Request
Where a line holds the word "Sushi", copy that line.

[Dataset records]
# # # # #

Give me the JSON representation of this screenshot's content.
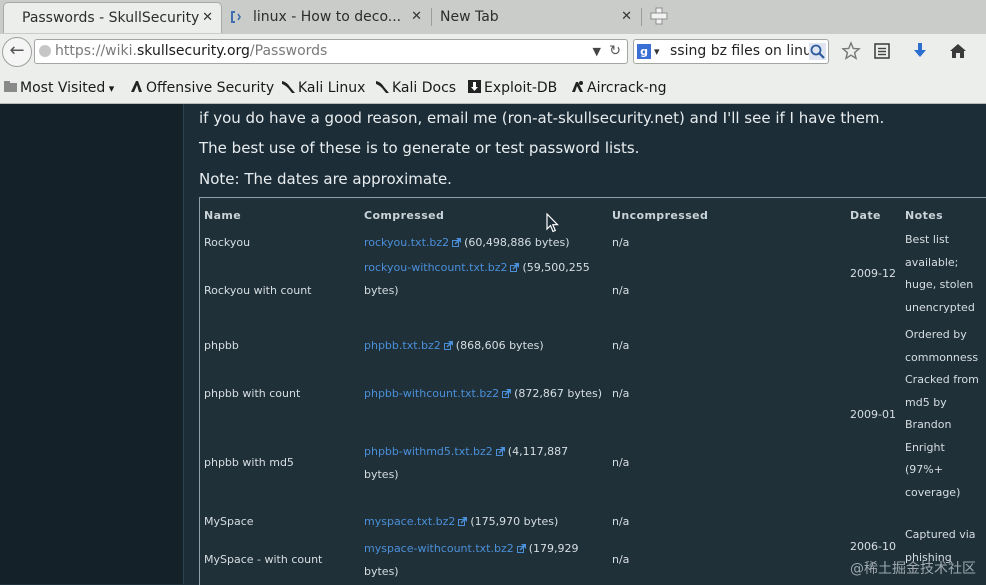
{
  "tabs": [
    {
      "title": "Passwords - SkullSecurity"
    },
    {
      "title": "linux - How to deco..."
    },
    {
      "title": "New Tab"
    }
  ],
  "nav": {
    "url_prefix": "https://wiki.",
    "url_host": "skullsecurity.org",
    "url_path": "/Passwords",
    "search_value": "ssing bz files on linux"
  },
  "bookmarks": [
    {
      "label": "Most Visited"
    },
    {
      "label": "Offensive Security"
    },
    {
      "label": "Kali Linux"
    },
    {
      "label": "Kali Docs"
    },
    {
      "label": "Exploit-DB"
    },
    {
      "label": "Aircrack-ng"
    }
  ],
  "content": {
    "line1": "if you do have a good reason, email me (ron-at-skullsecurity.net) and I'll see if I have them.",
    "line2": "The best use of these is to generate or test password lists.",
    "line3": "Note: The dates are approximate."
  },
  "table": {
    "headers": {
      "name": "Name",
      "compressed": "Compressed",
      "uncompressed": "Uncompressed",
      "date": "Date",
      "notes": "Notes"
    },
    "rows": [
      {
        "name": "Rockyou",
        "link": "rockyou.txt.bz2",
        "size_a": "(60,498,886 bytes)",
        "size_b": "",
        "uncompressed": "n/a"
      },
      {
        "name": "Rockyou with count",
        "link": "rockyou-withcount.txt.bz2",
        "size_a": "(59,500,255",
        "size_b": "bytes)",
        "uncompressed": "n/a"
      },
      {
        "name": "phpbb",
        "link": "phpbb.txt.bz2",
        "size_a": "(868,606 bytes)",
        "size_b": "",
        "uncompressed": "n/a"
      },
      {
        "name": "phpbb with count",
        "link": "phpbb-withcount.txt.bz2",
        "size_a": "(872,867 bytes)",
        "size_b": "",
        "uncompressed": "n/a"
      },
      {
        "name": "phpbb with md5",
        "link": "phpbb-withmd5.txt.bz2",
        "size_a": "(4,117,887",
        "size_b": "bytes)",
        "uncompressed": "n/a"
      },
      {
        "name": "MySpace",
        "link": "myspace.txt.bz2",
        "size_a": "(175,970 bytes)",
        "size_b": "",
        "uncompressed": "n/a"
      },
      {
        "name": "MySpace - with count",
        "link": "myspace-withcount.txt.bz2",
        "size_a": "(179,929",
        "size_b": "bytes)",
        "uncompressed": "n/a"
      }
    ],
    "groups": [
      {
        "date": "2009-12",
        "notes": [
          "Best list",
          "available;",
          "huge, stolen",
          "unencrypted"
        ]
      },
      {
        "date": "2009-01",
        "notes": [
          "Ordered by",
          "commonness",
          "Cracked from",
          "md5 by",
          "Brandon",
          "Enright",
          "(97%+",
          "coverage)"
        ]
      },
      {
        "date": "2006-10",
        "notes": [
          "Captured via",
          "phishing"
        ]
      }
    ]
  },
  "watermark": "@稀土掘金技术社区"
}
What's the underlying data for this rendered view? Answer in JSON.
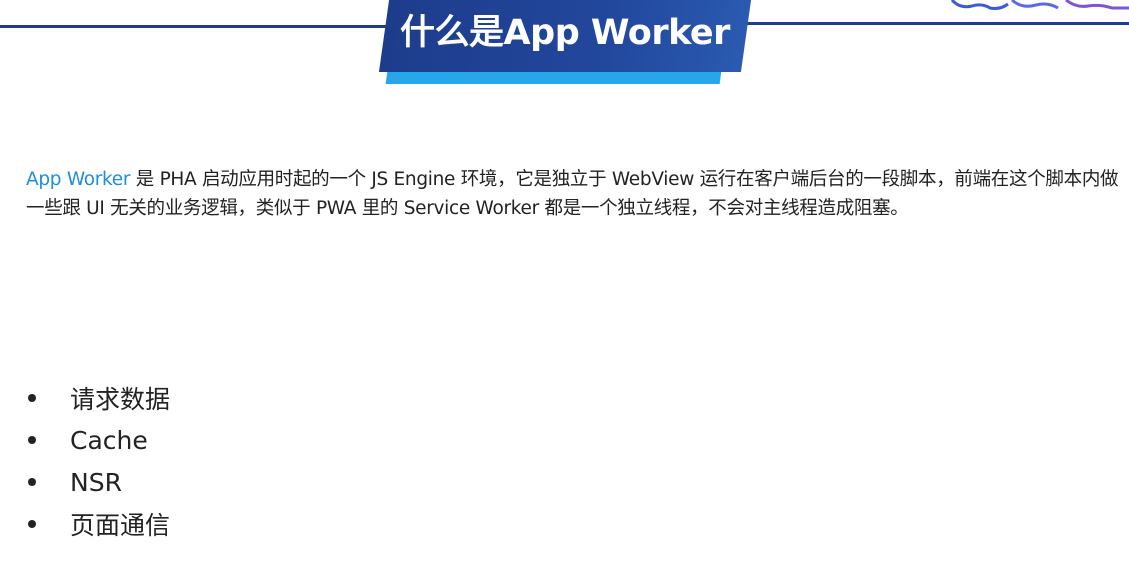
{
  "slide": {
    "title": "什么是App Worker",
    "paragraph": {
      "highlight": "App Worker",
      "rest": " 是 PHA 启动应用时起的一个 JS Engine 环境，它是独立于 WebView 运行在客户端后台的一段脚本，前端在这个脚本内做一些跟 UI 无关的业务逻辑，类似于 PWA 里的 Service Worker 都是一个独立线程，不会对主线程造成阻塞。"
    },
    "bullets": [
      "请求数据",
      "Cache",
      "NSR",
      "页面通信"
    ]
  },
  "colors": {
    "banner": "#1e3c8c",
    "banner_accent": "#27a6ea",
    "highlight_text": "#1e8ee0",
    "body_text": "#222222"
  },
  "icons": {
    "logo": "brand-logo-icon"
  }
}
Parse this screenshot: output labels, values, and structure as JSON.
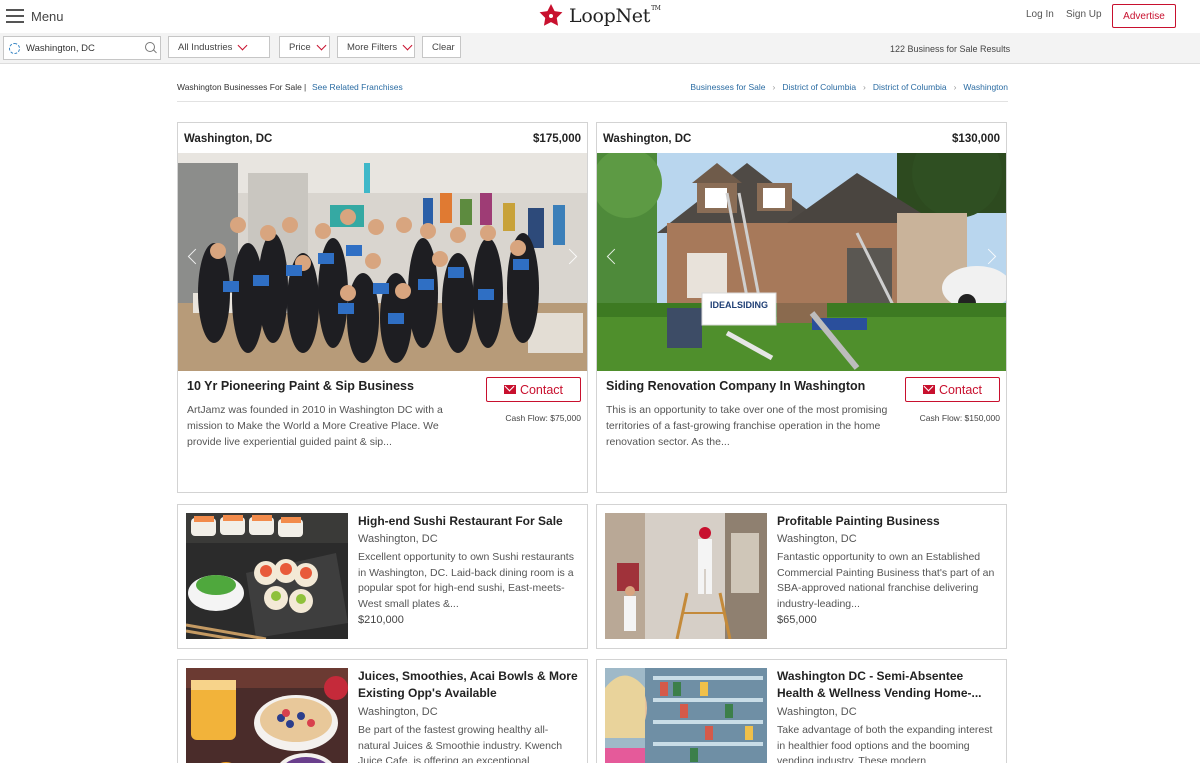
{
  "header": {
    "menu_label": "Menu",
    "logo_text": "LoopNet",
    "logo_tm": "TM",
    "login": "Log In",
    "signup": "Sign Up",
    "advertise": "Advertise"
  },
  "filters": {
    "location_value": "Washington, DC",
    "industries": "All Industries",
    "price": "Price",
    "more_filters": "More Filters",
    "clear": "Clear",
    "results": "122 Business for Sale Results"
  },
  "breadcrumb": {
    "title": "Washington Businesses For Sale",
    "separator": "|",
    "related": "See Related Franchises",
    "items": [
      "Businesses for Sale",
      "District of Columbia",
      "District of Columbia",
      "Washington"
    ]
  },
  "featured": [
    {
      "location": "Washington, DC",
      "price": "$175,000",
      "title": "10 Yr Pioneering Paint & Sip Business",
      "contact": "Contact",
      "cash_flow": "Cash Flow: $75,000",
      "description": "ArtJamz was founded in 2010 in Washington DC with a mission to Make the World a More Creative Place. We provide live experiential guided paint & sip..."
    },
    {
      "location": "Washington, DC",
      "price": "$130,000",
      "title": "Siding Renovation Company In Washington",
      "contact": "Contact",
      "cash_flow": "Cash Flow: $150,000",
      "description": "This is an opportunity to take over one of the most promising territories of a fast-growing franchise operation in the home renovation sector. As the...",
      "sign_text": "IDEALSIDING"
    }
  ],
  "listings": [
    {
      "title": "High-end Sushi Restaurant For Sale",
      "location": "Washington, DC",
      "description": "Excellent opportunity to own Sushi restaurants in Washington, DC. Laid-back dining room is a popular spot for high-end sushi, East-meets-West small plates &...",
      "price": "$210,000"
    },
    {
      "title": "Profitable Painting Business",
      "location": "Washington, DC",
      "description": "Fantastic opportunity to own an Established Commercial Painting Business that's part of an SBA-approved national franchise delivering industry-leading...",
      "price": "$65,000"
    },
    {
      "title": "Juices, Smoothies, Acai Bowls & More Existing Opp's Available",
      "location": "Washington, DC",
      "description": "Be part of the fastest growing healthy all-natural Juices & Smoothie industry. Kwench Juice Cafe, is offering an exceptional"
    },
    {
      "title": "Washington DC - Semi-Absentee Health & Wellness Vending Home-...",
      "location": "Washington, DC",
      "description": "Take advantage of both the expanding interest in healthier food options and the booming vending industry. These modern"
    }
  ],
  "colors": {
    "brand_red": "#c8102e",
    "link_blue": "#2b6ca3",
    "filter_bg": "#f3f3f3"
  },
  "icons": [
    "menu-icon",
    "logo-mark-icon",
    "location-icon",
    "search-icon",
    "chevron-down-icon",
    "envelope-icon",
    "arrow-left-icon",
    "arrow-right-icon",
    "breadcrumb-arrow-icon"
  ]
}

# # # # #

Final result
      "title": "High-end Sushi Restaurant For Sale",
      "description": "Excellent opportunity to own Sushi restaurants in Washington, DC. Laid-back dining room is a popular spot for high-end sushi, East-meets-West small plates &...",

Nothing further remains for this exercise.